Problem description => Copy every line of the listing that holds the string "Közalkalmazottak".
** start Provided material **
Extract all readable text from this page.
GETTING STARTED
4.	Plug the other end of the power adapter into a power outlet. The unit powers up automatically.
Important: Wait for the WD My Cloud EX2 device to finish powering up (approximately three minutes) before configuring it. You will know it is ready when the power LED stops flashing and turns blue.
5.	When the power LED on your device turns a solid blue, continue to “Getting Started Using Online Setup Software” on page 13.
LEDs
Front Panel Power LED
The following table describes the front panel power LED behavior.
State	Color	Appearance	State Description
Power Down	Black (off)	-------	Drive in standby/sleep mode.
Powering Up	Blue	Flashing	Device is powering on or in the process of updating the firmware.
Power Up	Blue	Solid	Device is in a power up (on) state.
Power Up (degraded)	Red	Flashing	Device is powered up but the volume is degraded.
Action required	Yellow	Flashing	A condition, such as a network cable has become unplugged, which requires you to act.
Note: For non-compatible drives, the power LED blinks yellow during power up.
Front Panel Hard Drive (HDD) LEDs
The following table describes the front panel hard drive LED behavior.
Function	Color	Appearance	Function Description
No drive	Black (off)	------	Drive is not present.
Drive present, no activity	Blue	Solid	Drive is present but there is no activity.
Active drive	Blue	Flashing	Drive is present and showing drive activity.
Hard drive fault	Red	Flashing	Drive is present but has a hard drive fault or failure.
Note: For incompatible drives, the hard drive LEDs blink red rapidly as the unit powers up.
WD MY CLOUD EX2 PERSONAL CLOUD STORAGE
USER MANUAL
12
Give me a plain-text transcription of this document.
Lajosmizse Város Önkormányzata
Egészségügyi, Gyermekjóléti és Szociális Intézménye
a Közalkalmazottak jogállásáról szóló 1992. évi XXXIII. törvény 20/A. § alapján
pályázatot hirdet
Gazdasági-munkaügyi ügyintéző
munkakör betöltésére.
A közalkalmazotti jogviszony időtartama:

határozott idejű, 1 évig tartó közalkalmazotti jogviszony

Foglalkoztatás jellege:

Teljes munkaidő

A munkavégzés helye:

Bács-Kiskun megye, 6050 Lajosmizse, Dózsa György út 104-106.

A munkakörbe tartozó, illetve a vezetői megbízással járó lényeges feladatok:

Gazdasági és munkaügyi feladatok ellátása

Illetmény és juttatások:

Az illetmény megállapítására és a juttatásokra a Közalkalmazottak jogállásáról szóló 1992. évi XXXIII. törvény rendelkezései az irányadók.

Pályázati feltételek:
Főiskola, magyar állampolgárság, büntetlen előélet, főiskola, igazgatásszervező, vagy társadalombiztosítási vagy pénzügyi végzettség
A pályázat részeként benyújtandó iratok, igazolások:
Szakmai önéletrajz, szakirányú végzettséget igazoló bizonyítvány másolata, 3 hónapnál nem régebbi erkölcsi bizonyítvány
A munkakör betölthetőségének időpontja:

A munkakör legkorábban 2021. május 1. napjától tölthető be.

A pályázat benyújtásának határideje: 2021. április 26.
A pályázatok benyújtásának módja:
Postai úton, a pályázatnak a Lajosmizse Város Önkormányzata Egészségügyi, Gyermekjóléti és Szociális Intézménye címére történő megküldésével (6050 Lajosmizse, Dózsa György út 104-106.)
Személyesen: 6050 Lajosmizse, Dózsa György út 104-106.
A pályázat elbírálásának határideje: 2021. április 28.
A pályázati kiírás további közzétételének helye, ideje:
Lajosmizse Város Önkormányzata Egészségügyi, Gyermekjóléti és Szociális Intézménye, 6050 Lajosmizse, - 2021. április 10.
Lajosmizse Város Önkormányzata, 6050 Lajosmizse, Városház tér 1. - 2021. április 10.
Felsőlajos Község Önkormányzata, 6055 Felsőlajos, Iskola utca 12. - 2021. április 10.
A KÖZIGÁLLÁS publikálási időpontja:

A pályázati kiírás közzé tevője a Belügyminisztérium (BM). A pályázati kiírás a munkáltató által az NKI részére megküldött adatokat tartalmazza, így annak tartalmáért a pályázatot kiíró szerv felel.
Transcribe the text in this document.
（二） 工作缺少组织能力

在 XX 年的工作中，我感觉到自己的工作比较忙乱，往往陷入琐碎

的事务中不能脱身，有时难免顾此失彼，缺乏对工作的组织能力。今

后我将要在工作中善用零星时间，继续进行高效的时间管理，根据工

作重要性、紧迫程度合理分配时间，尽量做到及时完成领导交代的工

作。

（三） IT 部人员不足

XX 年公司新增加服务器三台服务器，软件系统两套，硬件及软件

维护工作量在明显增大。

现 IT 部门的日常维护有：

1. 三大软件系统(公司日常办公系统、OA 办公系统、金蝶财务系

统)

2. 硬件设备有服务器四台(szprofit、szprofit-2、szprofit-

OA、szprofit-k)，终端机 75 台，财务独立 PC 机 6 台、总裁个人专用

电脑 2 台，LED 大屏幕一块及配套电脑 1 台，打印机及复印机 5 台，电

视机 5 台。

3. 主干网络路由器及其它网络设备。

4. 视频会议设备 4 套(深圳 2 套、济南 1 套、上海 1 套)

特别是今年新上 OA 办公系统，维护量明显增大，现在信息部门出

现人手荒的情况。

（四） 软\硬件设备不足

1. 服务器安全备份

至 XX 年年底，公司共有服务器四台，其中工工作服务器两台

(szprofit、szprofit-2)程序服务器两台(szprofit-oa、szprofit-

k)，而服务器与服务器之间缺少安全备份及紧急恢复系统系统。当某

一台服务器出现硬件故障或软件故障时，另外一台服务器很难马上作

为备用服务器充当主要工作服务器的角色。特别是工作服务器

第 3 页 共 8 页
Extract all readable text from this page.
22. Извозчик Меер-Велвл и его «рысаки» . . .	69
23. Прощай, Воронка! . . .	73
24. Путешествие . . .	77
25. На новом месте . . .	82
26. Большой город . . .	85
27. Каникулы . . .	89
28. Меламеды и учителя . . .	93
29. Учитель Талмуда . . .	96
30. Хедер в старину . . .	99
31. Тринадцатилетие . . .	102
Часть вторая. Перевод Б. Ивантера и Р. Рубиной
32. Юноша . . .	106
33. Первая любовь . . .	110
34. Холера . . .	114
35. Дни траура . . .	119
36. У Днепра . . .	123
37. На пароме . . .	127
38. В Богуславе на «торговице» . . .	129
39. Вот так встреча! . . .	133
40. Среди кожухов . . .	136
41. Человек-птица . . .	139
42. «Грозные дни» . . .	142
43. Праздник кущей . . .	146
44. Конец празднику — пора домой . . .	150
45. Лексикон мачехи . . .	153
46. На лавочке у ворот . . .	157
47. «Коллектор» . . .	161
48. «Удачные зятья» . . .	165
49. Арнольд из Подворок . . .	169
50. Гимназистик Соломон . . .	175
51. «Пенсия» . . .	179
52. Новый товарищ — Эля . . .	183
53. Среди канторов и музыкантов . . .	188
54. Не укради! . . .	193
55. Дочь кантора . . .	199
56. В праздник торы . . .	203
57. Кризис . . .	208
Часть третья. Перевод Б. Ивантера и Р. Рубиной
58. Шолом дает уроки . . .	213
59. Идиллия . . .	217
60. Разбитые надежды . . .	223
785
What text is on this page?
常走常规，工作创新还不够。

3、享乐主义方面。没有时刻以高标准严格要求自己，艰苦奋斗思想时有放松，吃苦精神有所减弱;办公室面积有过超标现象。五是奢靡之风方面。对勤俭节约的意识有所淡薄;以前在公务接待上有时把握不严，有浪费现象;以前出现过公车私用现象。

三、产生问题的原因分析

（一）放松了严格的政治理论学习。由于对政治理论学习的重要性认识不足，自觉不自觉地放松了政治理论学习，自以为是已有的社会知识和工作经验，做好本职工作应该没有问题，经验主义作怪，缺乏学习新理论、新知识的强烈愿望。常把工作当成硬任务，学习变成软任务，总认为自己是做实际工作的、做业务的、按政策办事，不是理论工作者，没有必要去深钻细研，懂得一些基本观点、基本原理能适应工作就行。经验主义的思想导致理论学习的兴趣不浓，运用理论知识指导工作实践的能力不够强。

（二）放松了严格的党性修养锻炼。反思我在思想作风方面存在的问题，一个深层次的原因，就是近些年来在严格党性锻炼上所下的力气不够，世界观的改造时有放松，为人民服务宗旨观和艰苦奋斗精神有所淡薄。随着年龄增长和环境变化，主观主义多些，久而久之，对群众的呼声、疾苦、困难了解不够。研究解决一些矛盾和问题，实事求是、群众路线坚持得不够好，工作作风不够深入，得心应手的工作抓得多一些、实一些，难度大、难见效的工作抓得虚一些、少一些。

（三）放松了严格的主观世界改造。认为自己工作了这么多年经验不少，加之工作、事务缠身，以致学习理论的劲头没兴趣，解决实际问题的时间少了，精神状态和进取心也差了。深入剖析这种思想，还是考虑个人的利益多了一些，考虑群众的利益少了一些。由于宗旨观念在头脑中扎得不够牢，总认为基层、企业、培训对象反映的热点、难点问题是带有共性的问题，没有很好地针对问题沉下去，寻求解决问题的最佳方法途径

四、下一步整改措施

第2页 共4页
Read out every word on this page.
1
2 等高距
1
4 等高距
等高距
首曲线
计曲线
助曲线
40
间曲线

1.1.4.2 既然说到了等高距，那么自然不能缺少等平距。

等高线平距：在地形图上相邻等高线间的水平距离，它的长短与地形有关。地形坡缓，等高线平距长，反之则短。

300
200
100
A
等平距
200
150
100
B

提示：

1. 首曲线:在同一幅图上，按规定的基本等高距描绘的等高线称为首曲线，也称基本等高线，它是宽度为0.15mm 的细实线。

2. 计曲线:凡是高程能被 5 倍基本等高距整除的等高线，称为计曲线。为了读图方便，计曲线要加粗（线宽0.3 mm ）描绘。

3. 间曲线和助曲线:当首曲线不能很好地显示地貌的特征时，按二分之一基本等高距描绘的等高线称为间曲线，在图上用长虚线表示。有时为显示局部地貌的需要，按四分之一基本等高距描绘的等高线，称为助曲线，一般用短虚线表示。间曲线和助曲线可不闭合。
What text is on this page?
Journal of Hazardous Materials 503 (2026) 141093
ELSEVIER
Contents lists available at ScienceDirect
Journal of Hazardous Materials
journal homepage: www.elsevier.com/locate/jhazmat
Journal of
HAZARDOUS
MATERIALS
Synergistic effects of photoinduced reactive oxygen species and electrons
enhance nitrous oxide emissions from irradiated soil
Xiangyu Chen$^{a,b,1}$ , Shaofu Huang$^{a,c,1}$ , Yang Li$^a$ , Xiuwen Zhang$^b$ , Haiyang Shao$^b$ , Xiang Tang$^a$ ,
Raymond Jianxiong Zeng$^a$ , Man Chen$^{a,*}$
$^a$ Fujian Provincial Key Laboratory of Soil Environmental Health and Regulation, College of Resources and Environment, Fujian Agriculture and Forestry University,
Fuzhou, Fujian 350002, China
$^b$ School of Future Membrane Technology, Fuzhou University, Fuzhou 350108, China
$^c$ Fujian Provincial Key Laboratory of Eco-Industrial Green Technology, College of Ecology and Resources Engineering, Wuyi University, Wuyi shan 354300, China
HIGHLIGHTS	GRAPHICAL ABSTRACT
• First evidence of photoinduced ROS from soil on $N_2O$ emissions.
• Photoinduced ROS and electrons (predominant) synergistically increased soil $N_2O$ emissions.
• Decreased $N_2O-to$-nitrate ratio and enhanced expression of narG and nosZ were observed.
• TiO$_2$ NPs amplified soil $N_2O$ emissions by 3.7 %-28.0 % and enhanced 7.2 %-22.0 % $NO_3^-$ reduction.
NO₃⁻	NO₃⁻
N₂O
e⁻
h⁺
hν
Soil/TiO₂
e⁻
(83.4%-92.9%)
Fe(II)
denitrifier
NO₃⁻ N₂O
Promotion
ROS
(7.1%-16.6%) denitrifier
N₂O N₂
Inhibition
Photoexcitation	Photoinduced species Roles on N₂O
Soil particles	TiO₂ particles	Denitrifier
** end Provided material **
Result =>
a Közalkalmazottak jogállásáról szóló 1992. évi XXXIII. törvény 20/A. § alapján
Az illetmény megállapítására és a juttatásokra a Közalkalmazottak jogállásáról szóló 1992. évi XXXIII. törvény rendelkezései az irányadók.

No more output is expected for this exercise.